**Exercise requirements:** Print the entries in full, word for word, but not the pictures.

· · · · · · ·

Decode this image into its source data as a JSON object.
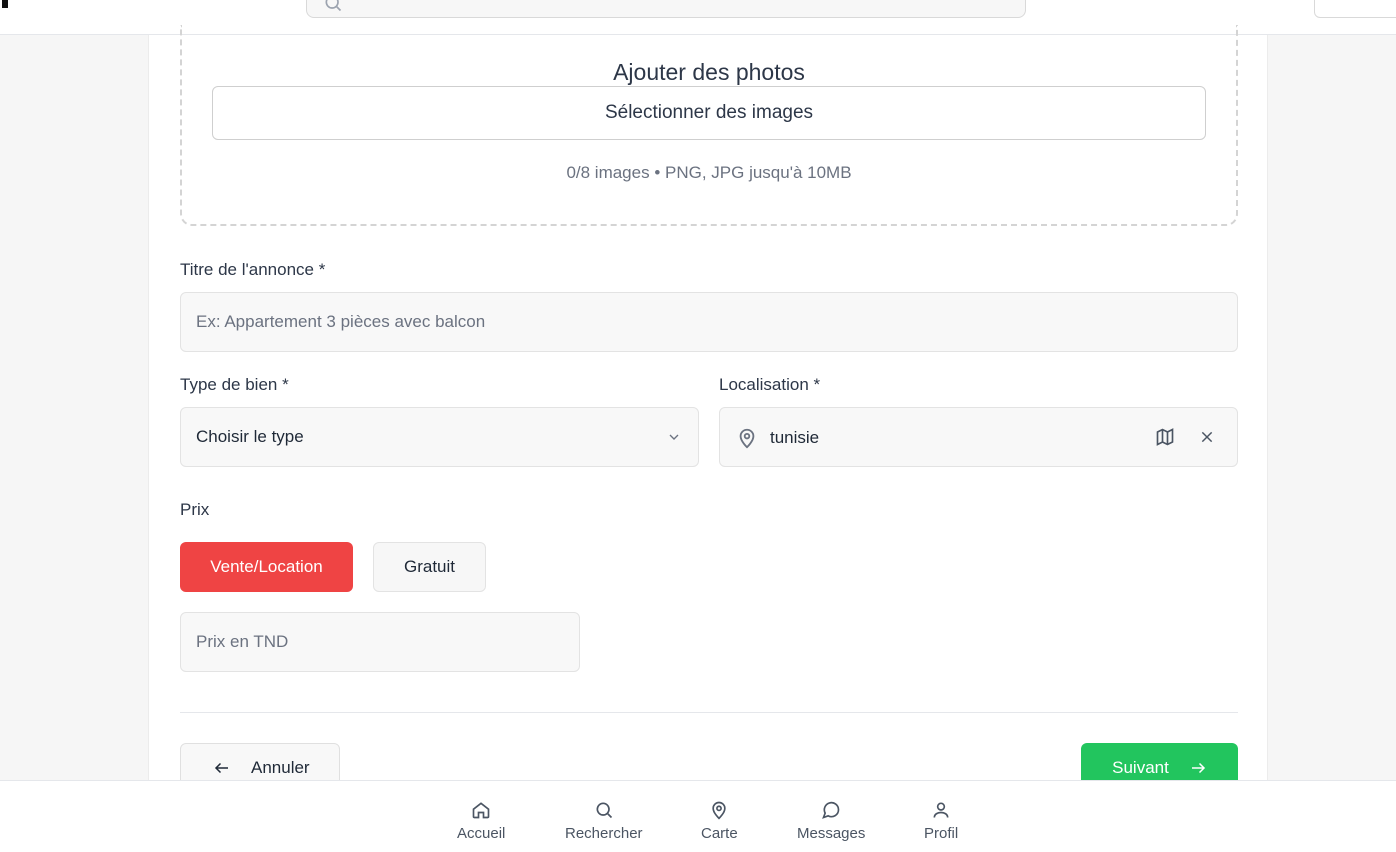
{
  "upload": {
    "title": "Ajouter des photos",
    "select_label": "Sélectionner des images",
    "hint": "0/8 images • PNG, JPG jusqu'à 10MB"
  },
  "form": {
    "title_label": "Titre de l'annonce *",
    "title_placeholder": "Ex: Appartement 3 pièces avec balcon",
    "type_label": "Type de bien *",
    "type_value": "Choisir le type",
    "location_label": "Localisation *",
    "location_value": "tunisie",
    "price_label": "Prix",
    "price_options": [
      "Vente/Location",
      "Gratuit"
    ],
    "price_placeholder": "Prix en TND"
  },
  "actions": {
    "cancel_label": "Annuler",
    "next_label": "Suivant"
  },
  "nav": {
    "items": [
      "Accueil",
      "Rechercher",
      "Carte",
      "Messages",
      "Profil"
    ]
  },
  "colors": {
    "accent_red": "#ef4444",
    "accent_green": "#22c55e"
  }
}
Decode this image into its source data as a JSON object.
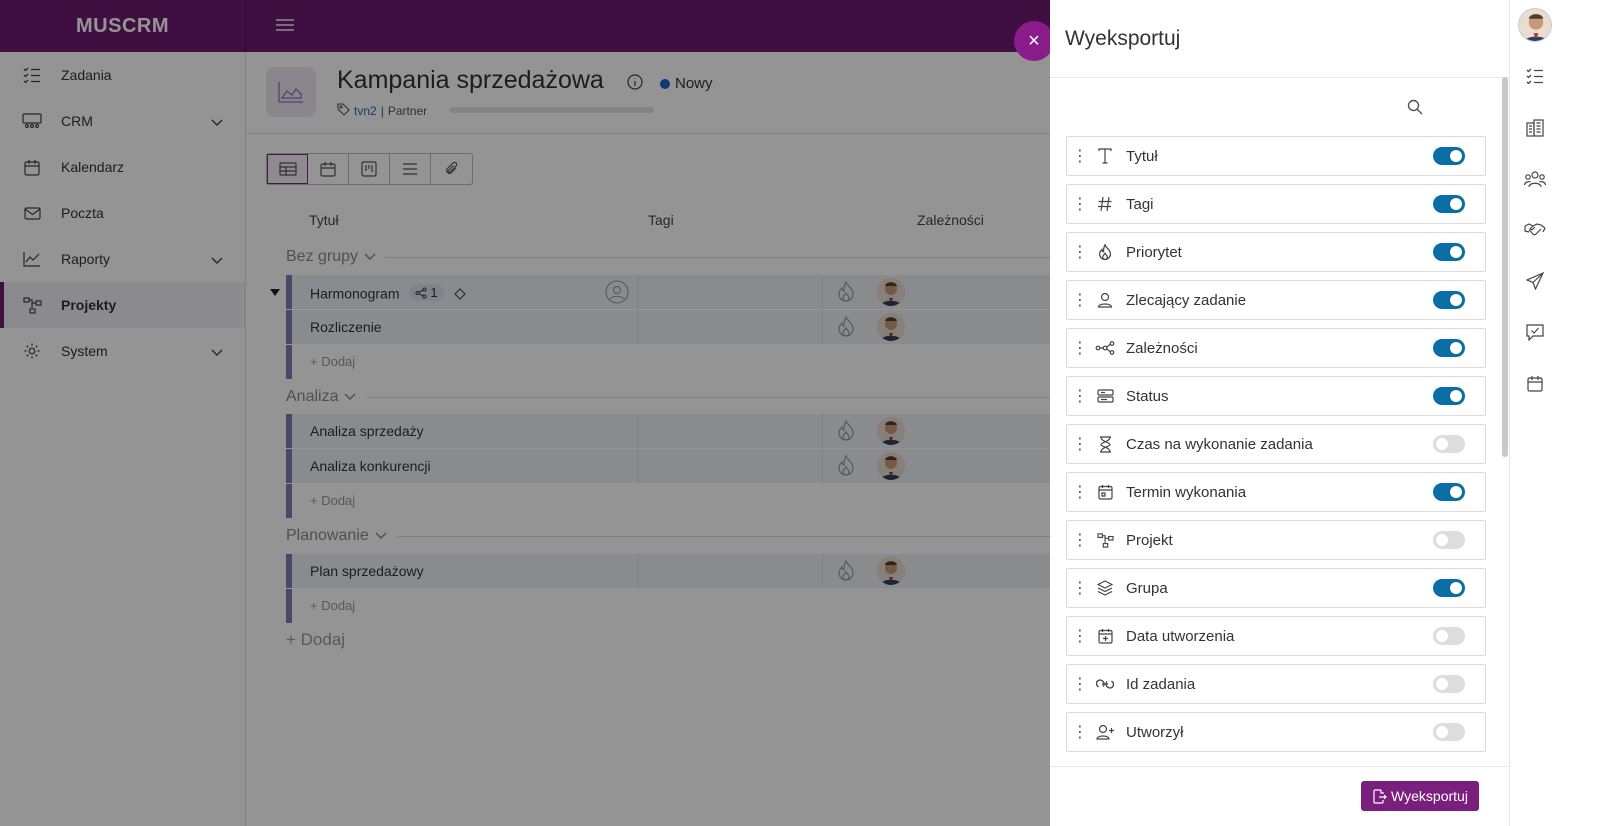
{
  "app": {
    "logo": "MUSCRM"
  },
  "sidebar": {
    "items": [
      {
        "label": "Zadania",
        "icon": "tasks-icon",
        "chevron": false
      },
      {
        "label": "CRM",
        "icon": "crm-icon",
        "chevron": true
      },
      {
        "label": "Kalendarz",
        "icon": "calendar-icon",
        "chevron": false
      },
      {
        "label": "Poczta",
        "icon": "mail-icon",
        "chevron": false
      },
      {
        "label": "Raporty",
        "icon": "chart-icon",
        "chevron": true
      },
      {
        "label": "Projekty",
        "icon": "projects-icon",
        "chevron": false,
        "active": true
      },
      {
        "label": "System",
        "icon": "gear-icon",
        "chevron": true
      }
    ]
  },
  "project": {
    "title": "Kampania sprzedażowa",
    "status": "Nowy",
    "status_color": "#1f62c8",
    "tag": "tvn2",
    "partner": "Partner"
  },
  "table": {
    "columns": {
      "title": "Tytuł",
      "tags": "Tagi",
      "deps": "Zależności"
    },
    "groups": [
      {
        "name": "Bez grupy",
        "tasks": [
          {
            "title": "Harmonogram",
            "deps_count": "1"
          },
          {
            "title": "Rozliczenie"
          }
        ],
        "add_label": "+ Dodaj"
      },
      {
        "name": "Analiza",
        "tasks": [
          {
            "title": "Analiza sprzedaży"
          },
          {
            "title": "Analiza konkurencji"
          }
        ],
        "add_label": "+ Dodaj"
      },
      {
        "name": "Planowanie",
        "tasks": [
          {
            "title": "Plan sprzedażowy"
          }
        ],
        "add_label": "+ Dodaj"
      }
    ],
    "add_label": "+ Dodaj"
  },
  "drawer": {
    "title": "Wyeksportuj",
    "close": "×",
    "fields": [
      {
        "label": "Tytuł",
        "icon": "text-icon",
        "on": true
      },
      {
        "label": "Tagi",
        "icon": "hash-icon",
        "on": true
      },
      {
        "label": "Priorytet",
        "icon": "fire-icon",
        "on": true
      },
      {
        "label": "Zlecający zadanie",
        "icon": "user-icon",
        "on": true
      },
      {
        "label": "Zależności",
        "icon": "dependency-icon",
        "on": true
      },
      {
        "label": "Status",
        "icon": "status-icon",
        "on": true
      },
      {
        "label": "Czas na wykonanie zadania",
        "icon": "hourglass-icon",
        "on": false
      },
      {
        "label": "Termin wykonania",
        "icon": "calendar-icon",
        "on": true
      },
      {
        "label": "Projekt",
        "icon": "project-icon",
        "on": false
      },
      {
        "label": "Grupa",
        "icon": "layers-icon",
        "on": true
      },
      {
        "label": "Data utworzenia",
        "icon": "calendar-plus-icon",
        "on": false
      },
      {
        "label": "Id zadania",
        "icon": "link-icon",
        "on": false
      },
      {
        "label": "Utworzył",
        "icon": "user-plus-icon",
        "on": false
      }
    ],
    "export_button": "Wyeksportuj"
  },
  "rail": {
    "items": [
      "tasks-icon",
      "building-icon",
      "people-icon",
      "handshake-icon",
      "send-icon",
      "chat-check-icon",
      "calendar-icon"
    ]
  },
  "colors": {
    "brand": "#6f1a70",
    "toggle_on": "#0a6ea2",
    "group_accent": "#8579b8"
  }
}
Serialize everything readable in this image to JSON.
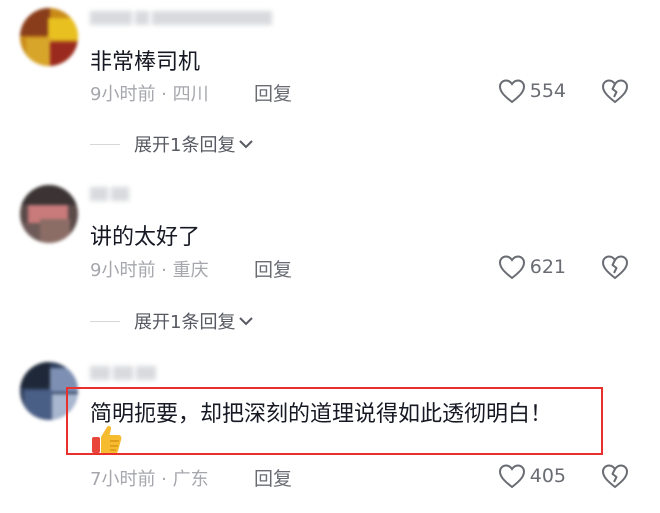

· · · · · · ·

**In response:**
Decode this image into its source data as a JSON object.
{
  "upload": {
    "title": "Ajouter des photos",
    "select_label": "Sélectionner des images",
    "hint": "0/8 images • PNG, JPG jusqu'à 10MB"
  },
  "form": {
    "title_label": "Titre de l'annonce *",
    "title_placeholder": "Ex: Appartement 3 pièces avec balcon",
    "type_label": "Type de bien *",
    "type_value": "Choisir le type",
    "location_label": "Localisation *",
    "location_value": "tunisie",
    "price_label": "Prix",
    "price_options": [
      "Vente/Location",
      "Gratuit"
    ],
    "price_placeholder": "Prix en TND"
  },
  "actions": {
    "cancel_label": "Annuler",
    "next_label": "Suivant"
  },
  "nav": {
    "items": [
      "Accueil",
      "Rechercher",
      "Carte",
      "Messages",
      "Profil"
    ]
  },
  "colors": {
    "accent_red": "#ef4444",
    "accent_green": "#22c55e"
  }
}
Decode this image into its source data as a JSON object.
{
  "app": {
    "logo": "MUSCRM"
  },
  "sidebar": {
    "items": [
      {
        "label": "Zadania",
        "icon": "tasks-icon",
        "chevron": false
      },
      {
        "label": "CRM",
        "icon": "crm-icon",
        "chevron": true
      },
      {
        "label": "Kalendarz",
        "icon": "calendar-icon",
        "chevron": false
      },
      {
        "label": "Poczta",
        "icon": "mail-icon",
        "chevron": false
      },
      {
        "label": "Raporty",
        "icon": "chart-icon",
        "chevron": true
      },
      {
        "label": "Projekty",
        "icon": "projects-icon",
        "chevron": false,
        "active": true
      },
      {
        "label": "System",
        "icon": "gear-icon",
        "chevron": true
      }
    ]
  },
  "project": {
    "title": "Kampania sprzedażowa",
    "status": "Nowy",
    "status_color": "#1f62c8",
    "tag": "tvn2",
    "partner": "Partner"
  },
  "table": {
    "columns": {
      "title": "Tytuł",
      "tags": "Tagi",
      "deps": "Zależności"
    },
    "groups": [
      {
        "name": "Bez grupy",
        "tasks": [
          {
            "title": "Harmonogram",
            "deps_count": "1"
          },
          {
            "title": "Rozliczenie"
          }
        ],
        "add_label": "+ Dodaj"
      },
      {
        "name": "Analiza",
        "tasks": [
          {
            "title": "Analiza sprzedaży"
          },
          {
            "title": "Analiza konkurencji"
          }
        ],
        "add_label": "+ Dodaj"
      },
      {
        "name": "Planowanie",
        "tasks": [
          {
            "title": "Plan sprzedażowy"
          }
        ],
        "add_label": "+ Dodaj"
      }
    ],
    "add_label": "+ Dodaj"
  },
  "drawer": {
    "title": "Wyeksportuj",
    "close": "×",
    "fields": [
      {
        "label": "Tytuł",
        "icon": "text-icon",
        "on": true
      },
      {
        "label": "Tagi",
        "icon": "hash-icon",
        "on": true
      },
      {
        "label": "Priorytet",
        "icon": "fire-icon",
        "on": true
      },
      {
        "label": "Zlecający zadanie",
        "icon": "user-icon",
        "on": true
      },
      {
        "label": "Zależności",
        "icon": "dependency-icon",
        "on": true
      },
      {
        "label": "Status",
        "icon": "status-icon",
        "on": true
      },
      {
        "label": "Czas na wykonanie zadania",
        "icon": "hourglass-icon",
        "on": false
      },
      {
        "label": "Termin wykonania",
        "icon": "calendar-icon",
        "on": true
      },
      {
        "label": "Projekt",
        "icon": "project-icon",
        "on": false
      },
      {
        "label": "Grupa",
        "icon": "layers-icon",
        "on": true
      },
      {
        "label": "Data utworzenia",
        "icon": "calendar-plus-icon",
        "on": false
      },
      {
        "label": "Id zadania",
        "icon": "link-icon",
        "on": false
      },
      {
        "label": "Utworzył",
        "icon": "user-plus-icon",
        "on": false
      }
    ],
    "export_button": "Wyeksportuj"
  },
  "rail": {
    "items": [
      "tasks-icon",
      "building-icon",
      "people-icon",
      "handshake-icon",
      "send-icon",
      "chat-check-icon",
      "calendar-icon"
    ]
  },
  "colors": {
    "brand": "#6f1a70",
    "toggle_on": "#0a6ea2",
    "group_accent": "#8579b8"
  }
}
Serialize everything readable in this image to JSON.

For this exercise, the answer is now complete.